What to work on >> In the records that follow, show each line where the word "Market" is present.

'''

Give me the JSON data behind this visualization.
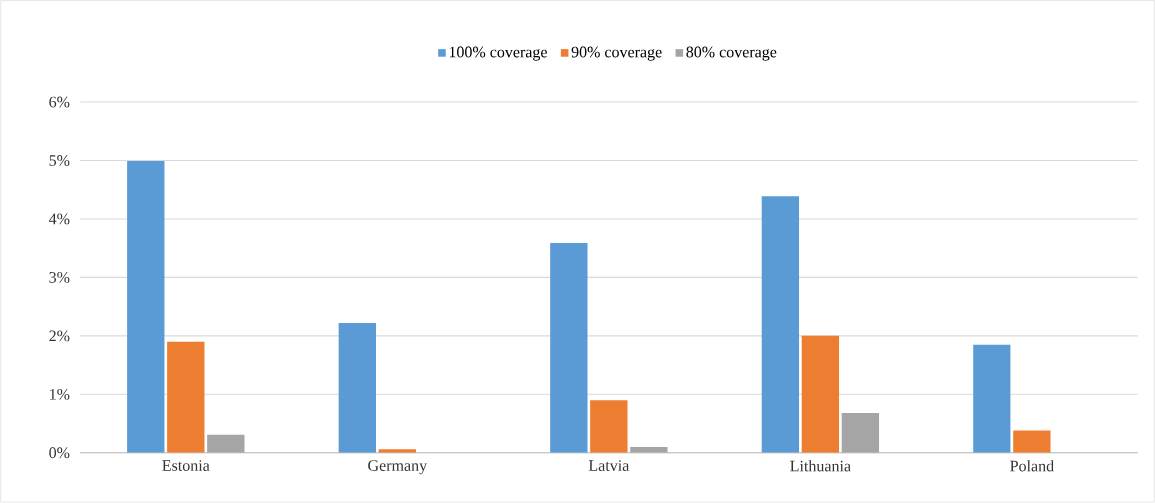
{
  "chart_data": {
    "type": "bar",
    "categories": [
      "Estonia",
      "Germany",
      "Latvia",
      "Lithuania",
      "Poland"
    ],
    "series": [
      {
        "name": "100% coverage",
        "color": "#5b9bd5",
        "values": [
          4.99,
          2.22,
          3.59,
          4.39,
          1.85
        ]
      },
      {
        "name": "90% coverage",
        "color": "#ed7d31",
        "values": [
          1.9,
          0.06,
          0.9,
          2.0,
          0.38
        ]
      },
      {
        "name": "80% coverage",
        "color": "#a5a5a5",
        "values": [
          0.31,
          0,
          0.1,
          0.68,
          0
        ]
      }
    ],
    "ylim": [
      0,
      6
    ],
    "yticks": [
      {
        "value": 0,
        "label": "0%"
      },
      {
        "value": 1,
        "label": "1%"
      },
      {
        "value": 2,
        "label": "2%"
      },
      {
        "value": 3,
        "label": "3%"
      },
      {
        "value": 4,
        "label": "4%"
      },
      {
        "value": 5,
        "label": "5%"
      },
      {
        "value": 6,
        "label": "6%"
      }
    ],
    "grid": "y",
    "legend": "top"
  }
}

'''
'''

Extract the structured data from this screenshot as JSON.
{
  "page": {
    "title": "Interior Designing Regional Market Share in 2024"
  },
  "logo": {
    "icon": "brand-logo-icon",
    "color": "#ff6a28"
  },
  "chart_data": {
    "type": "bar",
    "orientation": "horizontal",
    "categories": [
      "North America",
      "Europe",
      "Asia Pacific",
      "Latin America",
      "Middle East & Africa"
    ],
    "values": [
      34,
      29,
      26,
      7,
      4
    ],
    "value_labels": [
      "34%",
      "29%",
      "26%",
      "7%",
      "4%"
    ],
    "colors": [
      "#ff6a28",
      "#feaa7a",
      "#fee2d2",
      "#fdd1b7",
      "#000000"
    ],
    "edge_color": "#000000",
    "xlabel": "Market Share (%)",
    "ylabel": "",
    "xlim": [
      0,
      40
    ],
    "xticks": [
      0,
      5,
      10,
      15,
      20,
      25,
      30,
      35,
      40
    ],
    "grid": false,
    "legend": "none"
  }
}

'''
'''

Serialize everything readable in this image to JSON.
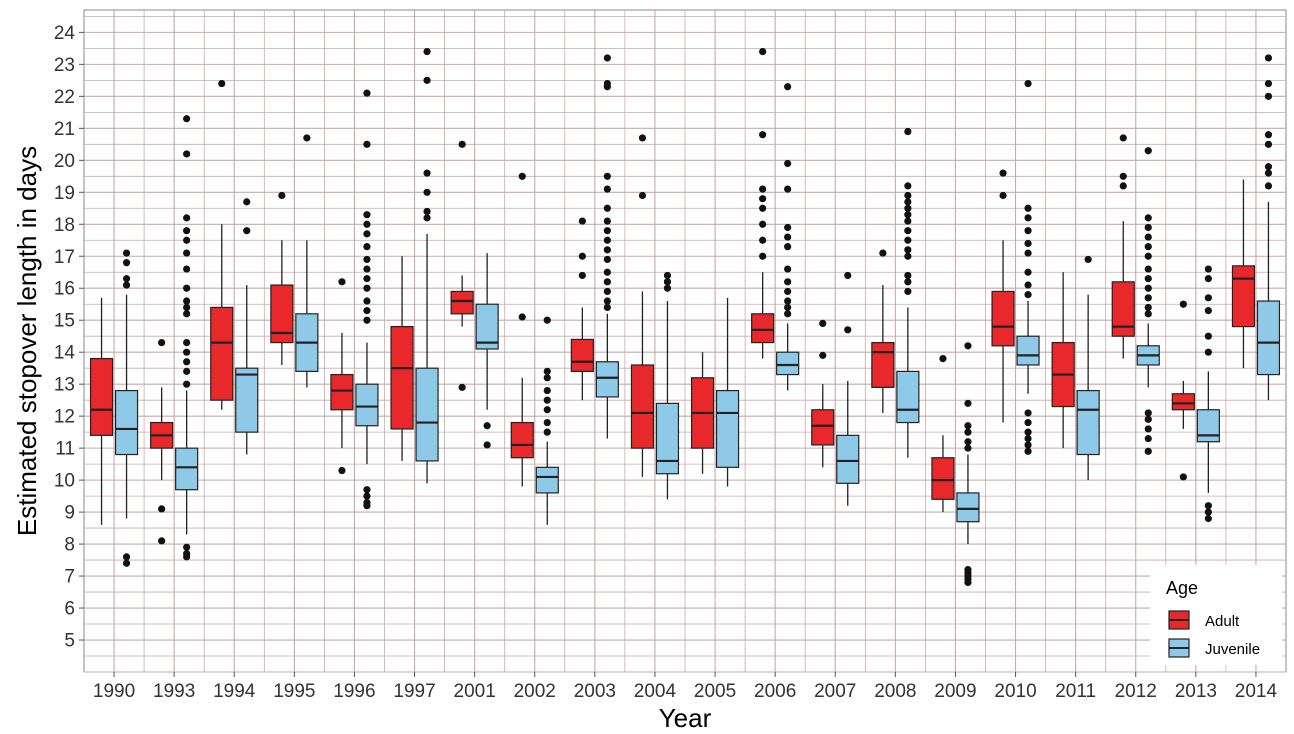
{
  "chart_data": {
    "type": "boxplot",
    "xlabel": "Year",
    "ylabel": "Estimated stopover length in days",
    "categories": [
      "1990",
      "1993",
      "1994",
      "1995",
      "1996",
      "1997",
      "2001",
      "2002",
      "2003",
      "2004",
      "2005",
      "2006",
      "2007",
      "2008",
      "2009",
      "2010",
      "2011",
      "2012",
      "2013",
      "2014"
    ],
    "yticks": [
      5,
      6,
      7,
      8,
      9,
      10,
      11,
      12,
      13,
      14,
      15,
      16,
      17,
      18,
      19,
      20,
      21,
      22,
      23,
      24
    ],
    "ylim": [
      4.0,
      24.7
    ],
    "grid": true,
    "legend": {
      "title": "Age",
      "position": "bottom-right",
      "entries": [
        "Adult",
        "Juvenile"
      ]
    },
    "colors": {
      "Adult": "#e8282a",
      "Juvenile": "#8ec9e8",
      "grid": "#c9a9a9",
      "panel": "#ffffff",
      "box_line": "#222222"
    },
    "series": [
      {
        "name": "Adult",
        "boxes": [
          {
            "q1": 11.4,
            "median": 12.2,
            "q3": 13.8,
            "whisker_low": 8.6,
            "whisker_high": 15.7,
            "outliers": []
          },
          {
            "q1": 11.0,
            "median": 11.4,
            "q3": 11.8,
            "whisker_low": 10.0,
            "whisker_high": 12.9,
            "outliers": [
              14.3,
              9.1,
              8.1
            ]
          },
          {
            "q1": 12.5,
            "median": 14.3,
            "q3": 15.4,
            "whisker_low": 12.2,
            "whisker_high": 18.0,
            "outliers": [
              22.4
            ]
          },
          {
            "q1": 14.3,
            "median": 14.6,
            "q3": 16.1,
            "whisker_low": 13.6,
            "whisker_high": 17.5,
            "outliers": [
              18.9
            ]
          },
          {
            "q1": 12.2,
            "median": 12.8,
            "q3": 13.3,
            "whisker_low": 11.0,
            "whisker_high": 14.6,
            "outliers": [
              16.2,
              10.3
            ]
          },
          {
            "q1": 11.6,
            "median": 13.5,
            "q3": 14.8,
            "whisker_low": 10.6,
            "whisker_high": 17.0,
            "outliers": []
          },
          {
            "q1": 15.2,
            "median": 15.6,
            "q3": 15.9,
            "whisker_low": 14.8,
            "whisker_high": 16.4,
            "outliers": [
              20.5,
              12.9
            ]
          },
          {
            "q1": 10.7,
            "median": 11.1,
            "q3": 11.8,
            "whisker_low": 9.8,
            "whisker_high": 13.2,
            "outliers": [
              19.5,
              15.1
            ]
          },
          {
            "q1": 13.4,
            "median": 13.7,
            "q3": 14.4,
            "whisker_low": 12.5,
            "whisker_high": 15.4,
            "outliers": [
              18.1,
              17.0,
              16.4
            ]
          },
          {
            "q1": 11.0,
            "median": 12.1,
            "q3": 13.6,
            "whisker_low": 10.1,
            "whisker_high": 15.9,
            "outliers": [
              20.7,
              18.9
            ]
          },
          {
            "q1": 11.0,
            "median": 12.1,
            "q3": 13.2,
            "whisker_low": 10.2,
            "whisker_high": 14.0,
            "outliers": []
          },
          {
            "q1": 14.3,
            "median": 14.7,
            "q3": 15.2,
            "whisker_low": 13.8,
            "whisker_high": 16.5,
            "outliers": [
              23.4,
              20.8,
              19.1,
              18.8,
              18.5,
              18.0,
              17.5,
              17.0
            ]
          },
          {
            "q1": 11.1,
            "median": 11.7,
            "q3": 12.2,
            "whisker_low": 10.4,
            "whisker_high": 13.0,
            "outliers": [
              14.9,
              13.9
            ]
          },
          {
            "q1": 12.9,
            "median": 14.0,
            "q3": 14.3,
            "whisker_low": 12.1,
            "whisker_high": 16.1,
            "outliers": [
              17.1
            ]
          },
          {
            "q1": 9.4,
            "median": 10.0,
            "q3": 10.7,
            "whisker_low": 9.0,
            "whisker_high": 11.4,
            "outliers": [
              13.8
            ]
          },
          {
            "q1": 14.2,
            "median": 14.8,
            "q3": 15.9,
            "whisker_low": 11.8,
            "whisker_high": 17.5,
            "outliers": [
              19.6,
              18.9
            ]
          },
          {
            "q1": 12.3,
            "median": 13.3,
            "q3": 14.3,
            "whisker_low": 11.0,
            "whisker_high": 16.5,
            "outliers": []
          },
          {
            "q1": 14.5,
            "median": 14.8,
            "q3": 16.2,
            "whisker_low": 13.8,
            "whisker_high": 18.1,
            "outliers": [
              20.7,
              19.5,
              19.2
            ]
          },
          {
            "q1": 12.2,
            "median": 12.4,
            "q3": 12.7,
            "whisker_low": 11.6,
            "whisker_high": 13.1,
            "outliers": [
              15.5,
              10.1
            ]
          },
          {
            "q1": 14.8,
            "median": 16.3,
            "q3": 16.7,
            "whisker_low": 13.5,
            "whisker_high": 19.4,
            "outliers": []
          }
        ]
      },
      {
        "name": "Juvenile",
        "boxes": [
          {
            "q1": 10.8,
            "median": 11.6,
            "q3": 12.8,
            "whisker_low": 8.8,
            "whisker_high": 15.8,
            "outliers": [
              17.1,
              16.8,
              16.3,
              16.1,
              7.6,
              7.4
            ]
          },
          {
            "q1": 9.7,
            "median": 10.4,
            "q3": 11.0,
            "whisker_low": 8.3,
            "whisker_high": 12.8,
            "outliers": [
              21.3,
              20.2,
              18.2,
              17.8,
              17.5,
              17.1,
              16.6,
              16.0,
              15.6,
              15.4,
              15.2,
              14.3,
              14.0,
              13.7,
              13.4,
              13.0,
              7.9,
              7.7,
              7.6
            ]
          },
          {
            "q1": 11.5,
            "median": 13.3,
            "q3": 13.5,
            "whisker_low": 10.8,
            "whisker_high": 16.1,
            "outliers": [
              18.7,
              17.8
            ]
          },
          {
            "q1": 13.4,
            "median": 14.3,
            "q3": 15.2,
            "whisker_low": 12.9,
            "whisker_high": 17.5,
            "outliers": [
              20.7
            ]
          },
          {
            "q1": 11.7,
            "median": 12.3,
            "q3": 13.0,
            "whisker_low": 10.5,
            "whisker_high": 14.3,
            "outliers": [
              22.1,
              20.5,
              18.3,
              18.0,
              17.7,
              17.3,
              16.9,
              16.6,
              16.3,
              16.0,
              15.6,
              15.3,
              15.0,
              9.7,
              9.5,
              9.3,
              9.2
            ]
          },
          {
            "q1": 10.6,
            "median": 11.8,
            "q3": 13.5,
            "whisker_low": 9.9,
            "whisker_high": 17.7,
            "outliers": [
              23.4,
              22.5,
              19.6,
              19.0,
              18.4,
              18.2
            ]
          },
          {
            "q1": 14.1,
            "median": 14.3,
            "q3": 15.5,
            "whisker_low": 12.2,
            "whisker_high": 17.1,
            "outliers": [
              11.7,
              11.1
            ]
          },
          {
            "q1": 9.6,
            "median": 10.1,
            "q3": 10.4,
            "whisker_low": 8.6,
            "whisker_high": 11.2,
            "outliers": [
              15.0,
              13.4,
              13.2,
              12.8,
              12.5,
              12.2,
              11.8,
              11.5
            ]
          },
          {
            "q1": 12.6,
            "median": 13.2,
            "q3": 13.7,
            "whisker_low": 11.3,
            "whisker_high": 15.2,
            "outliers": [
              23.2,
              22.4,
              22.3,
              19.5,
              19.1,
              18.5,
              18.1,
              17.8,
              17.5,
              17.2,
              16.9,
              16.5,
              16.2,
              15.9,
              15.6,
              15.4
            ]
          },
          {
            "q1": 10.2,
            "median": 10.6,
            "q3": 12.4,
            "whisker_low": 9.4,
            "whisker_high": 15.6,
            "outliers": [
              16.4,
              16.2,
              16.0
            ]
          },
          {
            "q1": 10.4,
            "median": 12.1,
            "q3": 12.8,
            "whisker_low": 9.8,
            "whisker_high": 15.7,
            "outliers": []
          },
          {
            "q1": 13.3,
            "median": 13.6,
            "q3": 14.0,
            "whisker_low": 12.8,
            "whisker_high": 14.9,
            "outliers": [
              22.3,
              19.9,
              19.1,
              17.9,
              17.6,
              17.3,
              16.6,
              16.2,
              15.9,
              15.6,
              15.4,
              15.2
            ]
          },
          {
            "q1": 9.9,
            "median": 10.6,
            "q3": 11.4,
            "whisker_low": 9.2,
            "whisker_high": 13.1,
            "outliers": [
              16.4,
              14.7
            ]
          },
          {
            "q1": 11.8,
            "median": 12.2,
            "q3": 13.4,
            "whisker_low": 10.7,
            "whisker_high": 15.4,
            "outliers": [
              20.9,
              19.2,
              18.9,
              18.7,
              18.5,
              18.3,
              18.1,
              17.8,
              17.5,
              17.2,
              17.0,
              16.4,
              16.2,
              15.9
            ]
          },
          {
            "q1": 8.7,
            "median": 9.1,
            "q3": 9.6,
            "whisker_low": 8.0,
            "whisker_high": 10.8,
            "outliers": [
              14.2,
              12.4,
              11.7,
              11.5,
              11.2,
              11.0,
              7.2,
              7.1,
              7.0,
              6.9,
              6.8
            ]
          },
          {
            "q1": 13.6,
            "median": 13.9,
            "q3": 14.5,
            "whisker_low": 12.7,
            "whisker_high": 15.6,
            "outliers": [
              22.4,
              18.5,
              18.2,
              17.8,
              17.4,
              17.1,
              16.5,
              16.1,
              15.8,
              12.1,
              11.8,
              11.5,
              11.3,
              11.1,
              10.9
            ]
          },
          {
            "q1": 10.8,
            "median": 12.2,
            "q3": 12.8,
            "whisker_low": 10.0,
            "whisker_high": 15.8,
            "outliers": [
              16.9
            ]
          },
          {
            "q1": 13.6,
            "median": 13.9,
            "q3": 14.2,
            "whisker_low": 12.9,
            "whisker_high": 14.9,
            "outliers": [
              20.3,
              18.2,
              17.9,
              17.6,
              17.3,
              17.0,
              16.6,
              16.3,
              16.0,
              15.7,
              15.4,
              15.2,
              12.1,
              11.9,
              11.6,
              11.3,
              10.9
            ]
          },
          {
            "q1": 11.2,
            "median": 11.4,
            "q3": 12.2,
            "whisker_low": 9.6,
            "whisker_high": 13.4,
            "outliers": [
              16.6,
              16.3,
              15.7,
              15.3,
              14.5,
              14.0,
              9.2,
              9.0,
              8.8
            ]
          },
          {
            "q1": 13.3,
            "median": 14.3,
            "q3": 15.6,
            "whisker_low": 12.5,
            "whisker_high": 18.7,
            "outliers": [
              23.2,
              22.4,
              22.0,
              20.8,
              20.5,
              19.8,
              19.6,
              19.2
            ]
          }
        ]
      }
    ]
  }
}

'''

The output >>
    "title": "Interior Designing Regional Market Share in 2024"
    "xlabel": "Market Share (%)",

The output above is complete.